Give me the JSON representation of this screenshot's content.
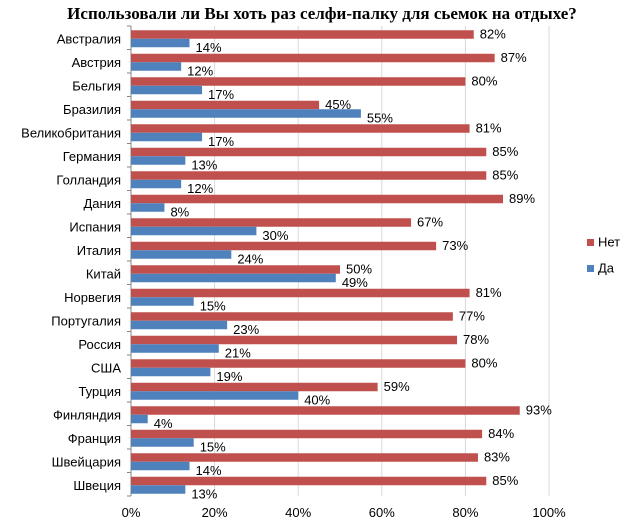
{
  "chart_data": {
    "type": "bar",
    "orientation": "horizontal",
    "title": "Использовали  ли Вы хоть раз селфи-палку  для сьемок на отдыхе?",
    "categories": [
      "Австралия",
      "Австрия",
      "Бельгия",
      "Бразилия",
      "Великобритания",
      "Германия",
      "Голландия",
      "Дания",
      "Испания",
      "Италия",
      "Китай",
      "Норвегия",
      "Португалия",
      "Россия",
      "США",
      "Турция",
      "Финляндия",
      "Франция",
      "Швейцария",
      "Швеция"
    ],
    "series": [
      {
        "name": "Нет",
        "color": "#C0504D",
        "values": [
          82,
          87,
          80,
          45,
          81,
          85,
          85,
          89,
          67,
          73,
          50,
          81,
          77,
          78,
          80,
          59,
          93,
          84,
          83,
          85
        ]
      },
      {
        "name": "Да",
        "color": "#4F81BD",
        "values": [
          14,
          12,
          17,
          55,
          17,
          13,
          12,
          8,
          30,
          24,
          49,
          15,
          23,
          21,
          19,
          40,
          4,
          15,
          14,
          13
        ]
      }
    ],
    "xlim": [
      0,
      100
    ],
    "xticks": [
      "0%",
      "20%",
      "40%",
      "60%",
      "80%",
      "100%"
    ],
    "value_suffix": "%",
    "grid": true,
    "legend_position": "right"
  }
}
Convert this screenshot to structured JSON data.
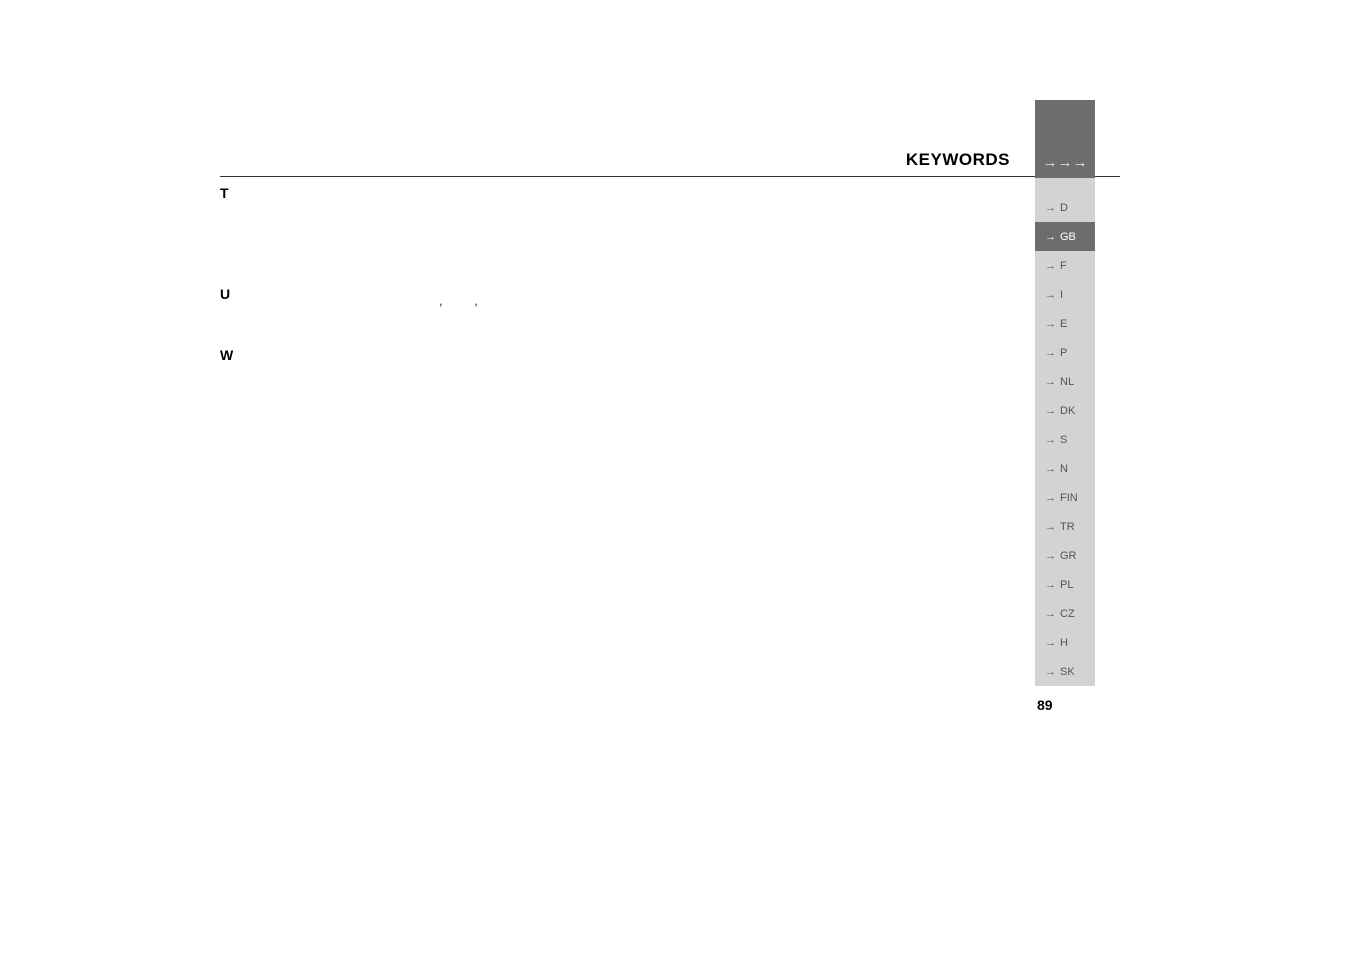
{
  "page": {
    "title": "KEYWORDS",
    "number": "89"
  },
  "sections": {
    "T": {
      "letter": "T",
      "commas": ", ,"
    },
    "U": {
      "letter": "U"
    },
    "W": {
      "letter": "W"
    }
  },
  "sidebar": {
    "triple_arrow": "→→→",
    "items": [
      {
        "code": "D",
        "active": false
      },
      {
        "code": "GB",
        "active": true
      },
      {
        "code": "F",
        "active": false
      },
      {
        "code": "I",
        "active": false
      },
      {
        "code": "E",
        "active": false
      },
      {
        "code": "P",
        "active": false
      },
      {
        "code": "NL",
        "active": false
      },
      {
        "code": "DK",
        "active": false
      },
      {
        "code": "S",
        "active": false
      },
      {
        "code": "N",
        "active": false
      },
      {
        "code": "FIN",
        "active": false
      },
      {
        "code": "TR",
        "active": false
      },
      {
        "code": "GR",
        "active": false
      },
      {
        "code": "PL",
        "active": false
      },
      {
        "code": "CZ",
        "active": false
      },
      {
        "code": "H",
        "active": false
      },
      {
        "code": "SK",
        "active": false
      }
    ]
  },
  "colors": {
    "sidebar_light": "#d3d3d3",
    "sidebar_dark": "#6d6d6d",
    "text": "#333333",
    "background": "#ffffff"
  }
}
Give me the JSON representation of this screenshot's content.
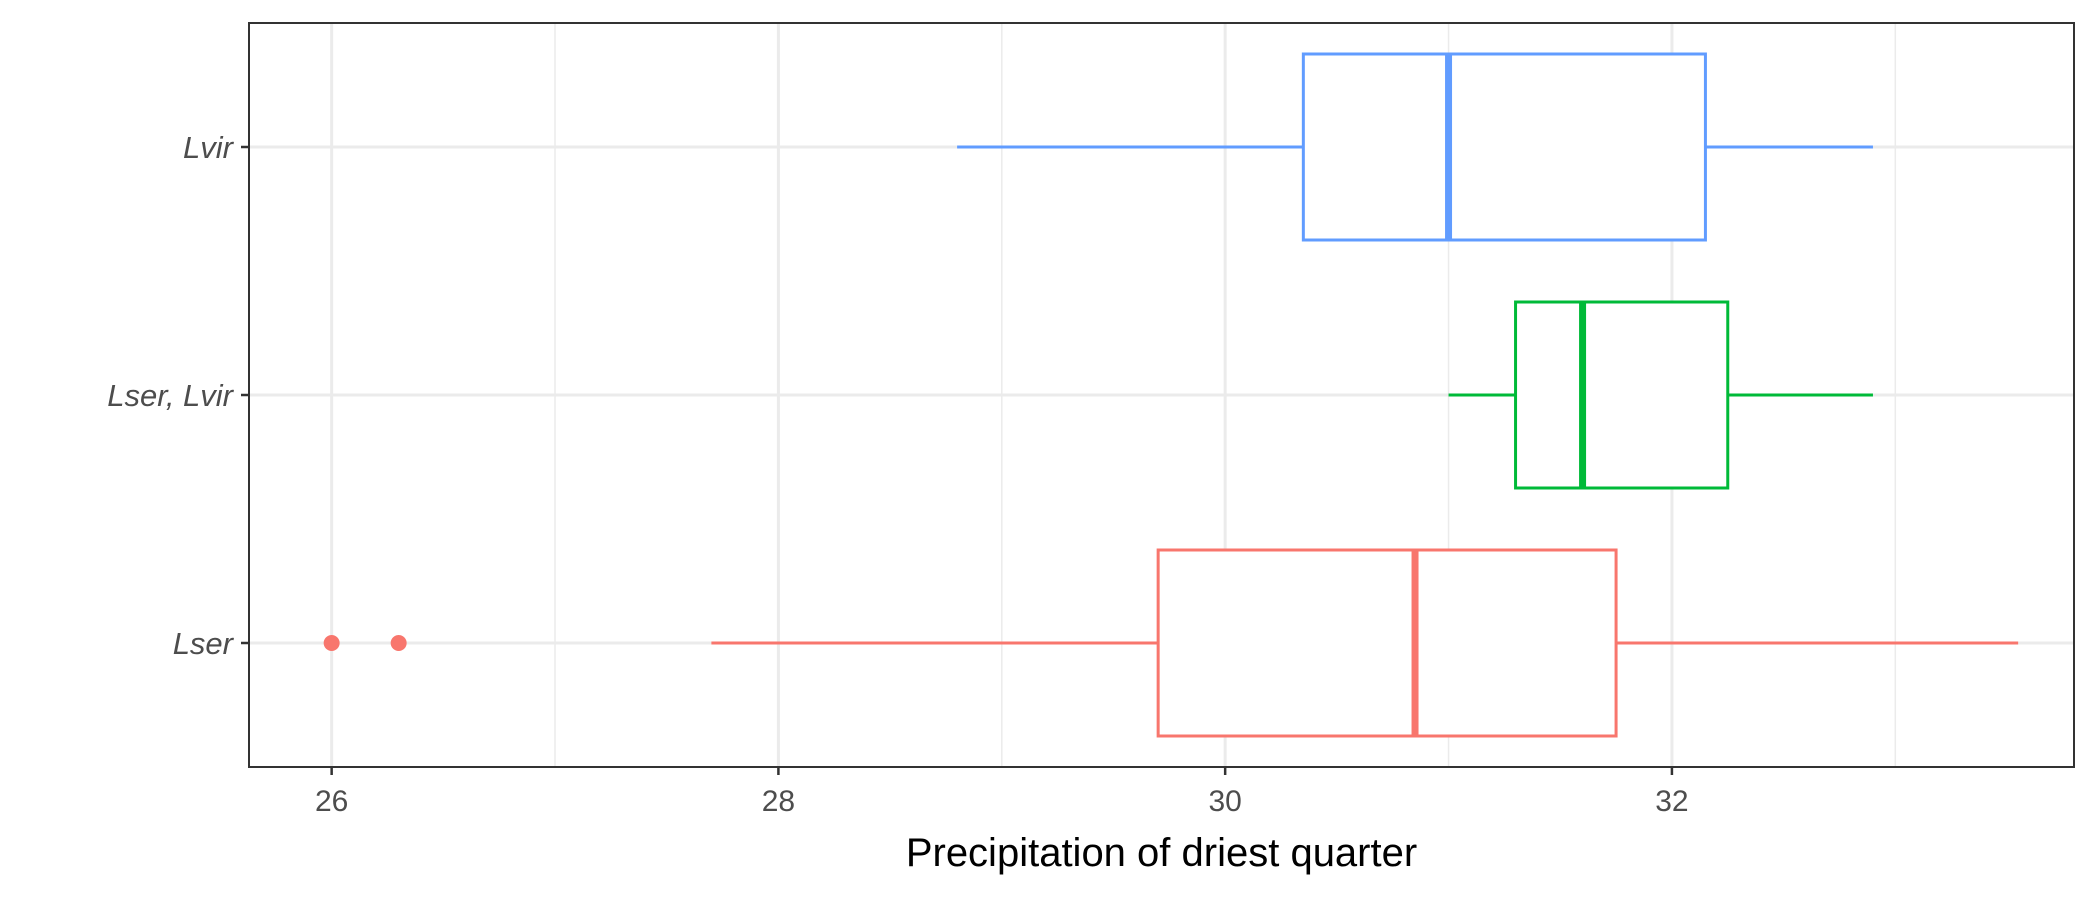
{
  "chart_data": {
    "type": "boxplot",
    "title": "",
    "xlabel": "Precipitation of driest quarter",
    "ylabel": "",
    "xlim": [
      25.63,
      33.8
    ],
    "xticks": [
      26,
      28,
      30,
      32
    ],
    "grid": true,
    "legend": "none",
    "categories": [
      "Lser",
      "Lser, Lvir",
      "Lvir"
    ],
    "boxes": [
      {
        "category": "Lser",
        "color": "#F8766D",
        "whisker_low": 27.7,
        "q1": 29.7,
        "median": 30.85,
        "q3": 31.75,
        "whisker_high": 33.55,
        "outliers": [
          26.0,
          26.3
        ]
      },
      {
        "category": "Lser, Lvir",
        "color": "#00BA38",
        "whisker_low": 31.0,
        "q1": 31.3,
        "median": 31.6,
        "q3": 32.25,
        "whisker_high": 32.9,
        "outliers": []
      },
      {
        "category": "Lvir",
        "color": "#619CFF",
        "whisker_low": 28.8,
        "q1": 30.35,
        "median": 31.0,
        "q3": 32.15,
        "whisker_high": 32.9,
        "outliers": []
      }
    ]
  }
}
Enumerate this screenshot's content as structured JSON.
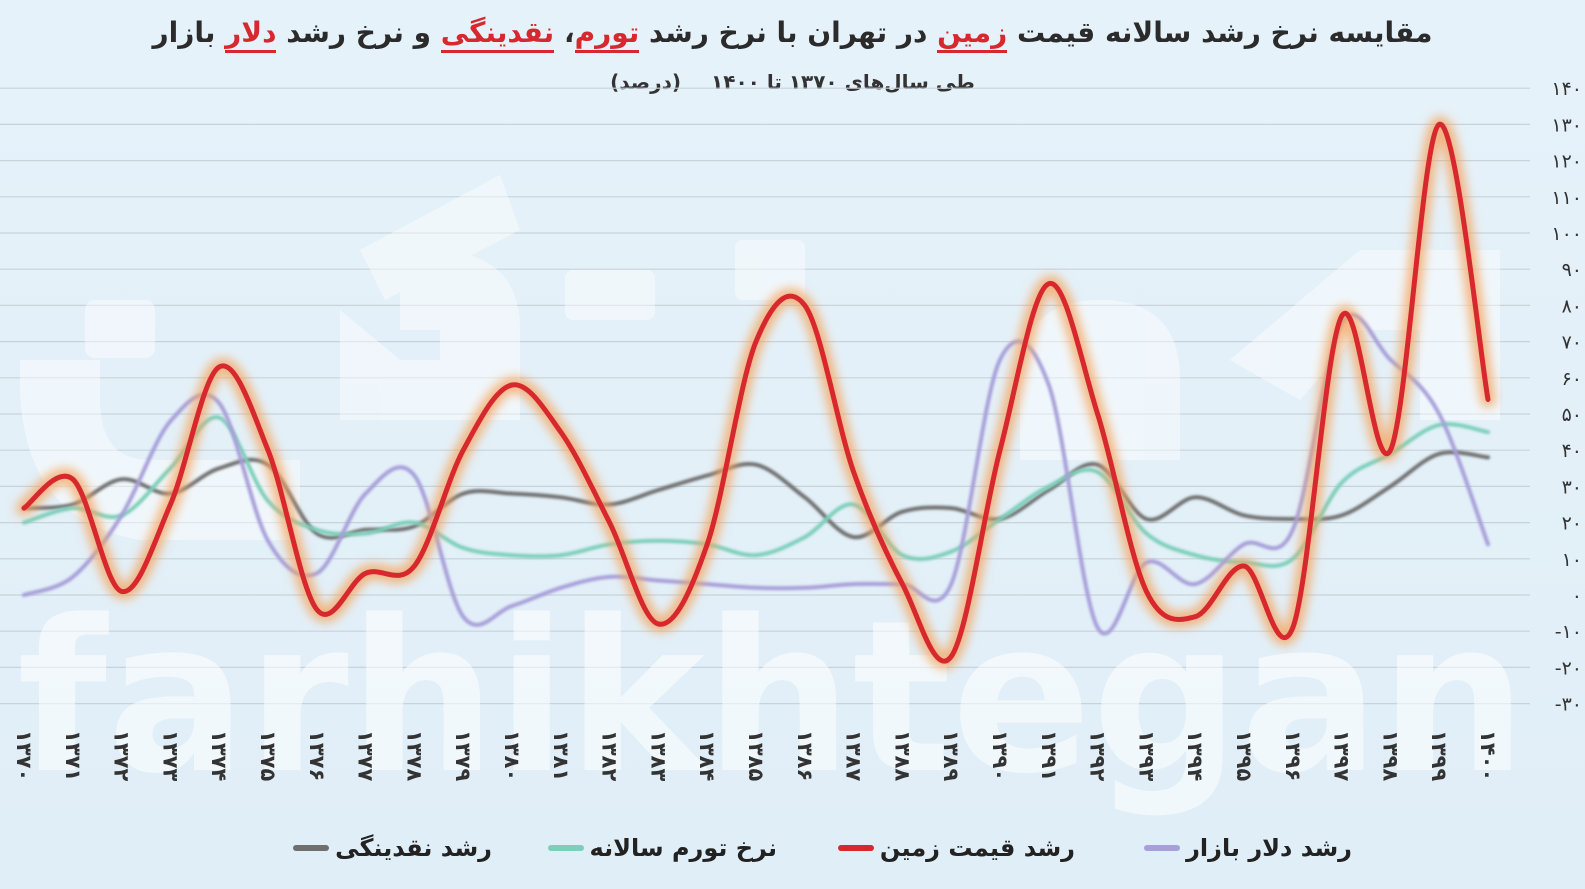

■ ■ ■ ■

**Exercise requirements**
Transcribe the records word for word and include no pictures.

**Answer to this exercise**
Give me the JSON representation of this screenshot's content.
{
  "chart_data": {
    "type": "bar",
    "orientation": "horizontal",
    "title": "Использовали  ли Вы хоть раз селфи-палку  для сьемок на отдыхе?",
    "categories": [
      "Австралия",
      "Австрия",
      "Бельгия",
      "Бразилия",
      "Великобритания",
      "Германия",
      "Голландия",
      "Дания",
      "Испания",
      "Италия",
      "Китай",
      "Норвегия",
      "Португалия",
      "Россия",
      "США",
      "Турция",
      "Финляндия",
      "Франция",
      "Швейцария",
      "Швеция"
    ],
    "series": [
      {
        "name": "Нет",
        "color": "#C0504D",
        "values": [
          82,
          87,
          80,
          45,
          81,
          85,
          85,
          89,
          67,
          73,
          50,
          81,
          77,
          78,
          80,
          59,
          93,
          84,
          83,
          85
        ]
      },
      {
        "name": "Да",
        "color": "#4F81BD",
        "values": [
          14,
          12,
          17,
          55,
          17,
          13,
          12,
          8,
          30,
          24,
          49,
          15,
          23,
          21,
          19,
          40,
          4,
          15,
          14,
          13
        ]
      }
    ],
    "xlim": [
      0,
      100
    ],
    "xticks": [
      "0%",
      "20%",
      "40%",
      "60%",
      "80%",
      "100%"
    ],
    "value_suffix": "%",
    "grid": true,
    "legend_position": "right"
  }
}
Convert this screenshot to structured JSON data.
{
  "page": {
    "title": "KEYWORDS",
    "number": "89"
  },
  "sections": {
    "T": {
      "letter": "T",
      "commas": ", ,"
    },
    "U": {
      "letter": "U"
    },
    "W": {
      "letter": "W"
    }
  },
  "sidebar": {
    "triple_arrow": "→→→",
    "items": [
      {
        "code": "D",
        "active": false
      },
      {
        "code": "GB",
        "active": true
      },
      {
        "code": "F",
        "active": false
      },
      {
        "code": "I",
        "active": false
      },
      {
        "code": "E",
        "active": false
      },
      {
        "code": "P",
        "active": false
      },
      {
        "code": "NL",
        "active": false
      },
      {
        "code": "DK",
        "active": false
      },
      {
        "code": "S",
        "active": false
      },
      {
        "code": "N",
        "active": false
      },
      {
        "code": "FIN",
        "active": false
      },
      {
        "code": "TR",
        "active": false
      },
      {
        "code": "GR",
        "active": false
      },
      {
        "code": "PL",
        "active": false
      },
      {
        "code": "CZ",
        "active": false
      },
      {
        "code": "H",
        "active": false
      },
      {
        "code": "SK",
        "active": false
      }
    ]
  },
  "colors": {
    "sidebar_light": "#d3d3d3",
    "sidebar_dark": "#6d6d6d",
    "text": "#333333",
    "background": "#ffffff"
  }
}
Give me the JSON representation of this screenshot's content.
{
  "chart_data": {
    "type": "boxplot",
    "title": "",
    "xlabel": "Precipitation of driest quarter",
    "ylabel": "",
    "xlim": [
      25.63,
      33.8
    ],
    "xticks": [
      26,
      28,
      30,
      32
    ],
    "grid": true,
    "legend": "none",
    "categories": [
      "Lser",
      "Lser, Lvir",
      "Lvir"
    ],
    "boxes": [
      {
        "category": "Lser",
        "color": "#F8766D",
        "whisker_low": 27.7,
        "q1": 29.7,
        "median": 30.85,
        "q3": 31.75,
        "whisker_high": 33.55,
        "outliers": [
          26.0,
          26.3
        ]
      },
      {
        "category": "Lser, Lvir",
        "color": "#00BA38",
        "whisker_low": 31.0,
        "q1": 31.3,
        "median": 31.6,
        "q3": 32.25,
        "whisker_high": 32.9,
        "outliers": []
      },
      {
        "category": "Lvir",
        "color": "#619CFF",
        "whisker_low": 28.8,
        "q1": 30.35,
        "median": 31.0,
        "q3": 32.15,
        "whisker_high": 32.9,
        "outliers": []
      }
    ]
  }
}
Enumerate this screenshot's content as structured JSON.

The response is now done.